▶ **WRITTEN EXERCISE**:
Each record below should be output verbatim, without pictures.

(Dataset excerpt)
>> start

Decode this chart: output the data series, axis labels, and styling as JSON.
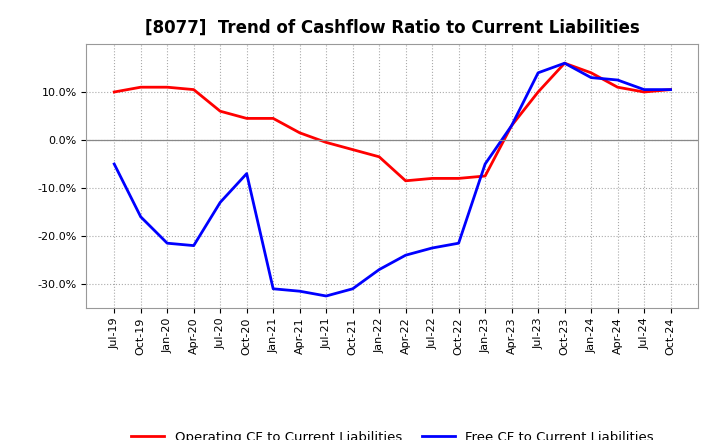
{
  "title": "[8077]  Trend of Cashflow Ratio to Current Liabilities",
  "x_labels": [
    "Jul-19",
    "Oct-19",
    "Jan-20",
    "Apr-20",
    "Jul-20",
    "Oct-20",
    "Jan-21",
    "Apr-21",
    "Jul-21",
    "Oct-21",
    "Jan-22",
    "Apr-22",
    "Jul-22",
    "Oct-22",
    "Jan-23",
    "Apr-23",
    "Jul-23",
    "Oct-23",
    "Jan-24",
    "Apr-24",
    "Jul-24",
    "Oct-24"
  ],
  "operating_cf": [
    10.0,
    11.0,
    11.0,
    10.5,
    6.0,
    4.5,
    4.5,
    1.5,
    -0.5,
    -2.0,
    -3.5,
    -8.5,
    -8.0,
    -8.0,
    -7.5,
    3.0,
    10.0,
    16.0,
    14.0,
    11.0,
    10.0,
    10.5
  ],
  "free_cf": [
    -5.0,
    -16.0,
    -21.5,
    -22.0,
    -13.0,
    -7.0,
    -31.0,
    -31.5,
    -32.5,
    -31.0,
    -27.0,
    -24.0,
    -22.5,
    -21.5,
    -5.0,
    3.0,
    14.0,
    16.0,
    13.0,
    12.5,
    10.5,
    10.5
  ],
  "operating_color": "#ff0000",
  "free_color": "#0000ff",
  "ylim": [
    -35,
    20
  ],
  "yticks": [
    -30,
    -20,
    -10,
    0,
    10
  ],
  "background_color": "#ffffff",
  "plot_bg_color": "#ffffff",
  "grid_color": "#aaaaaa",
  "title_fontsize": 12,
  "legend_fontsize": 9.5,
  "tick_fontsize": 8
}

>> end

▶ **SOLUTION BELOW**:
Decode this chart: output the data series, axis labels, and styling as JSON.
{
  "title": "[8077]  Trend of Cashflow Ratio to Current Liabilities",
  "x_labels": [
    "Jul-19",
    "Oct-19",
    "Jan-20",
    "Apr-20",
    "Jul-20",
    "Oct-20",
    "Jan-21",
    "Apr-21",
    "Jul-21",
    "Oct-21",
    "Jan-22",
    "Apr-22",
    "Jul-22",
    "Oct-22",
    "Jan-23",
    "Apr-23",
    "Jul-23",
    "Oct-23",
    "Jan-24",
    "Apr-24",
    "Jul-24",
    "Oct-24"
  ],
  "operating_cf": [
    10.0,
    11.0,
    11.0,
    10.5,
    6.0,
    4.5,
    4.5,
    1.5,
    -0.5,
    -2.0,
    -3.5,
    -8.5,
    -8.0,
    -8.0,
    -7.5,
    3.0,
    10.0,
    16.0,
    14.0,
    11.0,
    10.0,
    10.5
  ],
  "free_cf": [
    -5.0,
    -16.0,
    -21.5,
    -22.0,
    -13.0,
    -7.0,
    -31.0,
    -31.5,
    -32.5,
    -31.0,
    -27.0,
    -24.0,
    -22.5,
    -21.5,
    -5.0,
    3.0,
    14.0,
    16.0,
    13.0,
    12.5,
    10.5,
    10.5
  ],
  "operating_color": "#ff0000",
  "free_color": "#0000ff",
  "ylim": [
    -35,
    20
  ],
  "yticks": [
    -30,
    -20,
    -10,
    0,
    10
  ],
  "background_color": "#ffffff",
  "plot_bg_color": "#ffffff",
  "grid_color": "#aaaaaa",
  "title_fontsize": 12,
  "legend_fontsize": 9.5,
  "tick_fontsize": 8
}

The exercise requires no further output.